Aloha and Mahalo

Aloha and  Mahalo
  (Pronounced Ah – Loh– Ha and Ma – Ha – Loh)

The emphasis, as with most Hawaiian words is on the next to the last syllable. These are probably the most used and possibly the least understood common Hawaiian words. Both seem very simple, translated into English, in general, as “Hello” and “Thank You”, respectively, and they do mean that, but also mean so much more.

In Hawaiian traditions, words have mana, spiritual or divine power, and aloha and mahalo are among the most sacred and powerful and to be properly understood, they must be experienced.  Hawaiian language is very subtle, with poetic, spiritual and hidden (kaona) meanings to many words and phrases.  Deeper meaning and sacredness is hinted at by the root words of these words. Linguists differ in their opinions as to the exact meanings and origins, but this is what was told to me by a kahuna-nui – an elder priestess – that I had occasion to work with a few years ago.  She told me to think of them as one word blessings or prayers.

Data listing →
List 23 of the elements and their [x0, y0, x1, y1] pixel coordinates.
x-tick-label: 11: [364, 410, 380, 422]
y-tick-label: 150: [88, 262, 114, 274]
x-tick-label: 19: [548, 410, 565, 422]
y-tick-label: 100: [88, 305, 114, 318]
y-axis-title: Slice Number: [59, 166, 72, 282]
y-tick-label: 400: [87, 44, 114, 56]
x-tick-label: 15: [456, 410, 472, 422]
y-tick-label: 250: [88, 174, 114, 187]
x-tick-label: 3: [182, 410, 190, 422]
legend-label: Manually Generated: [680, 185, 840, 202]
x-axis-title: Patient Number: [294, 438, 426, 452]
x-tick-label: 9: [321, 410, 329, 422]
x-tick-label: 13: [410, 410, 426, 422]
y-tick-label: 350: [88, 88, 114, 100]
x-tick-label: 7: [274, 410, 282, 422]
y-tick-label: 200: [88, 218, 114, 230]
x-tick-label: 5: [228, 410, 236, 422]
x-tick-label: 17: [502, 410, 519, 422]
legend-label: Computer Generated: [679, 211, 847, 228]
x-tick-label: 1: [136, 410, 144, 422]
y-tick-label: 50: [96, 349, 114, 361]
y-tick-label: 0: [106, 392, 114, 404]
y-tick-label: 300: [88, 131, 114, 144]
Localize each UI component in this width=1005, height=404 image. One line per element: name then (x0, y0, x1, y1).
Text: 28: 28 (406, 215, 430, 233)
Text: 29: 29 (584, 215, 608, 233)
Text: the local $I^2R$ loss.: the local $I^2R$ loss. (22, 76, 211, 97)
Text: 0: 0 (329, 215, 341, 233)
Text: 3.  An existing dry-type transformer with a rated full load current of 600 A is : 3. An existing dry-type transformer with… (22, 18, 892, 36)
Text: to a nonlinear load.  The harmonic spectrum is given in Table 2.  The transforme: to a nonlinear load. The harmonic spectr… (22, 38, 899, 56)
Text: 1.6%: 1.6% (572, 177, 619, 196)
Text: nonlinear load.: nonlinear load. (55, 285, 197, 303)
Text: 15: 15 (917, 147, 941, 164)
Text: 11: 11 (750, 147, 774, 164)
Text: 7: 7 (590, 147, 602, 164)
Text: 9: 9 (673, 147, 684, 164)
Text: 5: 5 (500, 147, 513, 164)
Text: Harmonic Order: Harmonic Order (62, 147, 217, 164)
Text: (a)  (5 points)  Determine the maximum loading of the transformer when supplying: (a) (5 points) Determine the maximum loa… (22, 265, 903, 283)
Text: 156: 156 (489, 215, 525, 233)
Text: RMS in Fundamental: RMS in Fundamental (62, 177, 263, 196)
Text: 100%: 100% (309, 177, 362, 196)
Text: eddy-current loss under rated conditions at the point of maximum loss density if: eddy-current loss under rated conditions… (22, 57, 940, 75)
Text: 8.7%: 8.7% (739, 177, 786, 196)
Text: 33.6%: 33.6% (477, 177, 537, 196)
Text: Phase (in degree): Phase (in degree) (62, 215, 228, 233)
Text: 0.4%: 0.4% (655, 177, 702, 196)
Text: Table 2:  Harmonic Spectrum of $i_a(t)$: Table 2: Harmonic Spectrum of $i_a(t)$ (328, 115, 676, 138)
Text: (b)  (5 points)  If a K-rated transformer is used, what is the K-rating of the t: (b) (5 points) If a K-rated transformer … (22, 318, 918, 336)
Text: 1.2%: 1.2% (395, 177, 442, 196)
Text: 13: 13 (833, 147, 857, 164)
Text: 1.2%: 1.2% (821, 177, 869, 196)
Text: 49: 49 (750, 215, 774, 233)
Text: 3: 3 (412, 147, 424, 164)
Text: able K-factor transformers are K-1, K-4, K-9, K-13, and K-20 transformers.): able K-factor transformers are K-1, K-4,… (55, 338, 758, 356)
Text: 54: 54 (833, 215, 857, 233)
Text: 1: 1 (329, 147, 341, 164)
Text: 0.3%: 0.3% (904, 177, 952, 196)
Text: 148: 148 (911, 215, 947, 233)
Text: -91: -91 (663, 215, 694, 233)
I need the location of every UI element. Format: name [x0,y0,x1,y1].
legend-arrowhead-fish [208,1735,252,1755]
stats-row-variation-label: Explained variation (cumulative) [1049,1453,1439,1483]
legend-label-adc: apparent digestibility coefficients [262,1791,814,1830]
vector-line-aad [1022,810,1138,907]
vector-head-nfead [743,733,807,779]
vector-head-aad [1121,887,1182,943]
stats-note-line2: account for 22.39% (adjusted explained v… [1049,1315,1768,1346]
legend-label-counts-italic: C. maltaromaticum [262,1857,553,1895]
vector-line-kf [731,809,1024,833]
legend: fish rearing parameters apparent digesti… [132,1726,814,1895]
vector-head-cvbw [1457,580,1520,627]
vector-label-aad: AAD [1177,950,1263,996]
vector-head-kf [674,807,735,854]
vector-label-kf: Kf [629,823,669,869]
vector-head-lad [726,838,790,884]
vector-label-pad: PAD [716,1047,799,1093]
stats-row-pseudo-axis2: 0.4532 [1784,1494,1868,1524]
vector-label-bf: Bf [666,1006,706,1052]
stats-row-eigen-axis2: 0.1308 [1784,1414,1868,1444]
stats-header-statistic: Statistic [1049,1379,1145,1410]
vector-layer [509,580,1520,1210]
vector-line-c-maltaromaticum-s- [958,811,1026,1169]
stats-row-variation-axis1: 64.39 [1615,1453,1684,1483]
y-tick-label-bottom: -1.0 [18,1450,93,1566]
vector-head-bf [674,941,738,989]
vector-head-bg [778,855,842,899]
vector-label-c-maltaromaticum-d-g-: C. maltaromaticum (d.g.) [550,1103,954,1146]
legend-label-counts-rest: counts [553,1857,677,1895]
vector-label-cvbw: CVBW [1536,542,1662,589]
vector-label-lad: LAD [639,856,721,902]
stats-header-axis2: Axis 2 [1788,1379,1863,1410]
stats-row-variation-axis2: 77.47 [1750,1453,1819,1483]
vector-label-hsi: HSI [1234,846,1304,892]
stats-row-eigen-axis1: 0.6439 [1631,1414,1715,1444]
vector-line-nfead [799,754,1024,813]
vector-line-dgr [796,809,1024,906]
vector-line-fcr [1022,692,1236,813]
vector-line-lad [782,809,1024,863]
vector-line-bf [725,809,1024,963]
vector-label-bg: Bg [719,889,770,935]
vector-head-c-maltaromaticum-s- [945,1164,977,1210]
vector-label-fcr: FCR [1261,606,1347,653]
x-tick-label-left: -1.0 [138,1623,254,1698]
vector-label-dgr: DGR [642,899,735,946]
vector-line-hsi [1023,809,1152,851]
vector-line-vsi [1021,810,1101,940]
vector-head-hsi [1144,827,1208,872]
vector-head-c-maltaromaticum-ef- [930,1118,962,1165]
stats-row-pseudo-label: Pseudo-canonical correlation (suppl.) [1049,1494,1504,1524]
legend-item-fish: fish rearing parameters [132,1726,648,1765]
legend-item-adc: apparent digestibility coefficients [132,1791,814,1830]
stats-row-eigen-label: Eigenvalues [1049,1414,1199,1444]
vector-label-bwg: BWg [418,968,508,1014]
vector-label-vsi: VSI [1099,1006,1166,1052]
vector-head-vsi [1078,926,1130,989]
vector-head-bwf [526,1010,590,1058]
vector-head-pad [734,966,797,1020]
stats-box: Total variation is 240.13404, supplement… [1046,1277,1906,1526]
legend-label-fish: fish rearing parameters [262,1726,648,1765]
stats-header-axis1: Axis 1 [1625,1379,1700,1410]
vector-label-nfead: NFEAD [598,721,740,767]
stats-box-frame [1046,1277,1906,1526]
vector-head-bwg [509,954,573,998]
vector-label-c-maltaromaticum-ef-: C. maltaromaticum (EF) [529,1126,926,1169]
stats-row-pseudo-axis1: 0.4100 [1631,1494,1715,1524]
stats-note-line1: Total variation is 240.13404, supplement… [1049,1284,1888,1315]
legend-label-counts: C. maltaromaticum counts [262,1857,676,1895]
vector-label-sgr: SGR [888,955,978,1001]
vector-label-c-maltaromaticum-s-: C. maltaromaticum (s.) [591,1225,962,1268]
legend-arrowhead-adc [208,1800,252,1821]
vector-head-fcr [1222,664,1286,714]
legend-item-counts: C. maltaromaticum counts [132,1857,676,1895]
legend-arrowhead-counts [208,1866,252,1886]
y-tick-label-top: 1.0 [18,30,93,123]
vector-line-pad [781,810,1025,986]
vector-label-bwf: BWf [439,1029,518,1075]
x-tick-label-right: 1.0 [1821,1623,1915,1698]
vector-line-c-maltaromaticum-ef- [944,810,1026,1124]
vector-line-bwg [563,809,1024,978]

Request 1 → Condense the paragraph of the passage on aloha and mahalo that begins "In Hawaiian traditions, words have mana" into a shorter version that keeps its main facts.
Request 2 → Pick up the passage on aloha and mahalo after its final sentence and continue it.
The entries above come from a separate source and are unrelated to the passage on aloha and mahalo.

Exercise response 1 → In Hawaiian tradition, words carry mana, or spiritual power. Aloha and mahalo are among the most sacred and powerful, and they must be experienced to be properly understood. Hawaiian is a subtle language in which many words have poetic, spiritual and hidden (kaona) meanings, and the root words of these two hint at their deeper significance. Linguists disagree about their exact meanings and origins. The writer's account comes from a kahuna-nui, an elder priestess, who advised thinking of them as one-word blessings or prayers.

Exercise response 2 →
On a spiritual level, aloha is an invocation of the divine (ka akua) and mahalo is a divine blessing. Both are acknowledgments of the divinity that dwells within and without and is everywhere and in everything.

Aloha 
[Alo = presence, front, face] + [hâ = breath]
”The presence of (divine) Breath.”
Mahalo 
[Ma = In] + [hâ = breath] + [alo = presence, front, face]
”(May you be) in (divine) Breath.”

The following are dictionary definitions using English words, which are an approximation of the complexity of the Hawaiian meaning:
Aloha: 
1. Love, affection, compassion, mercy, sympathy, pity, kindness, sentiment, grace, charity; greeting, salutation, regards; sweetheart, lover, lover, loved one; beloved, loving, kind, compassionate, charitable, lovable; to love, be fond of; to show kindness, mercy, pity, charity, affection; to venerate; to remember with affection; to greet, to hail. Greetings! Hello! Good-by! Farewell! Alas!
Aloha `oe! 
[ah loh’ hah oe!] 
May you be loved or greeted! 
Farewell or greetings to one person.

Aloha kâua! 
[ah loh’ hah KAH’oo (w)ah!]
May there be friendship or love between us! 
Greetings to you and me!

Aloha kâkou! 
[ah loh’ hah KAH’ kou!]
same as above, but to more than one person.

Ke aloha nô! 
[ah loh hah NOH’] 
Aloha indeed!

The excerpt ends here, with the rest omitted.